Task inputs >>
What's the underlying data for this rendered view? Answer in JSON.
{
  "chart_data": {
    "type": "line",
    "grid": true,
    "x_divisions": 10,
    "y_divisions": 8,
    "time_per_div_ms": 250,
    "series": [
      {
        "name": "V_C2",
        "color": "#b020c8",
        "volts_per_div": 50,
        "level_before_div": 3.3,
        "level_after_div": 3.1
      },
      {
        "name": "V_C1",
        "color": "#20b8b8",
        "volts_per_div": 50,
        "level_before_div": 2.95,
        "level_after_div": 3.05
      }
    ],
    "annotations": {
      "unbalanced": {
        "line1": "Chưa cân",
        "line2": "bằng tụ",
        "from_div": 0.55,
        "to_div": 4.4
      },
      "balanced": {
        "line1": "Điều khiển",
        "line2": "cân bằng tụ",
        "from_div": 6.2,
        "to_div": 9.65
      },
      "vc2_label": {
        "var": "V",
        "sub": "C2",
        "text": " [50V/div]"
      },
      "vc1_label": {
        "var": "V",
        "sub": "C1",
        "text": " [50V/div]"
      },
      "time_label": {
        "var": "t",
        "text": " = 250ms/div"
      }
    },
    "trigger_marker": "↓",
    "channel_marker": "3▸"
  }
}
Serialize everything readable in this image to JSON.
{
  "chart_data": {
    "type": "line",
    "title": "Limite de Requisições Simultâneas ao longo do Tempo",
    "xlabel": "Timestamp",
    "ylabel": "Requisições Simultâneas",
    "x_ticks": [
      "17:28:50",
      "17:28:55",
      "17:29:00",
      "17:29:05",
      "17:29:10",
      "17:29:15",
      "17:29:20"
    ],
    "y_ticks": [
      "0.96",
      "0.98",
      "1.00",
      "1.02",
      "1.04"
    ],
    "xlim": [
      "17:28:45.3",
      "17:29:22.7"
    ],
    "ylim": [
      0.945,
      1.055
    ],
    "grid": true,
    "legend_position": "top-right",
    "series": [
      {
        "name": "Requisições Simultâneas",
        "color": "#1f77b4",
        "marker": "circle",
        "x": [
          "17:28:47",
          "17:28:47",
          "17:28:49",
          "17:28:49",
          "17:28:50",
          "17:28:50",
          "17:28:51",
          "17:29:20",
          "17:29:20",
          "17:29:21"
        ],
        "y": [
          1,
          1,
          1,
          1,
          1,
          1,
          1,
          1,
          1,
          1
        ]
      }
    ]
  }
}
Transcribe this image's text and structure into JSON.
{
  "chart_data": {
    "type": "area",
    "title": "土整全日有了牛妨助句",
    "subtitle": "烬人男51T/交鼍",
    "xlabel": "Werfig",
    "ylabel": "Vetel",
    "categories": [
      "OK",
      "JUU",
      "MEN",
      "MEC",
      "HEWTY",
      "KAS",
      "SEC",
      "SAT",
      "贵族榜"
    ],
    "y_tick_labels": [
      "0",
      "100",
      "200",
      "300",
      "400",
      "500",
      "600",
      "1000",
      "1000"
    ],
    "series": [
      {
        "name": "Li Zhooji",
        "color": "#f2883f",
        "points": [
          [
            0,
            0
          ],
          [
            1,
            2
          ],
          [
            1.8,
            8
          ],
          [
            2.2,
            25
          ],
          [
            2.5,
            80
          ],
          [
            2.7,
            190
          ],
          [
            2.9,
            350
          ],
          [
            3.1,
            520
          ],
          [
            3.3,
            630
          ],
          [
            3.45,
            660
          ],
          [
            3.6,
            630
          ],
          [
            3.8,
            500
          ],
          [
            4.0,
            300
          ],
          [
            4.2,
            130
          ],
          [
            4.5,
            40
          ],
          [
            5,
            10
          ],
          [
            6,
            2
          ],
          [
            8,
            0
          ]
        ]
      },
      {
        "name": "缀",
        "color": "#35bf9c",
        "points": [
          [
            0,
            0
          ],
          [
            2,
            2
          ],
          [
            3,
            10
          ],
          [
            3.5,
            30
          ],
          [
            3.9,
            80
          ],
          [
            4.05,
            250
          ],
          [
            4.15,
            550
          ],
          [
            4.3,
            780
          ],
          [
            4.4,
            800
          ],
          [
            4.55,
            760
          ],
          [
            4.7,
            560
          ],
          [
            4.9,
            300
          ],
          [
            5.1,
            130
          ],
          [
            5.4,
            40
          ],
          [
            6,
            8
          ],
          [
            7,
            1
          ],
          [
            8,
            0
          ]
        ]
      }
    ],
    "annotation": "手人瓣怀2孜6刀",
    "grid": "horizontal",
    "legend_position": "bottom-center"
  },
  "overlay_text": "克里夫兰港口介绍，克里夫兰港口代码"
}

Your task >> Go through the material above and copy each line that has the word "image".

Written answer >>
Serialize everything readable in this image to JSON.
Transcribe this image's text and structure into JSON.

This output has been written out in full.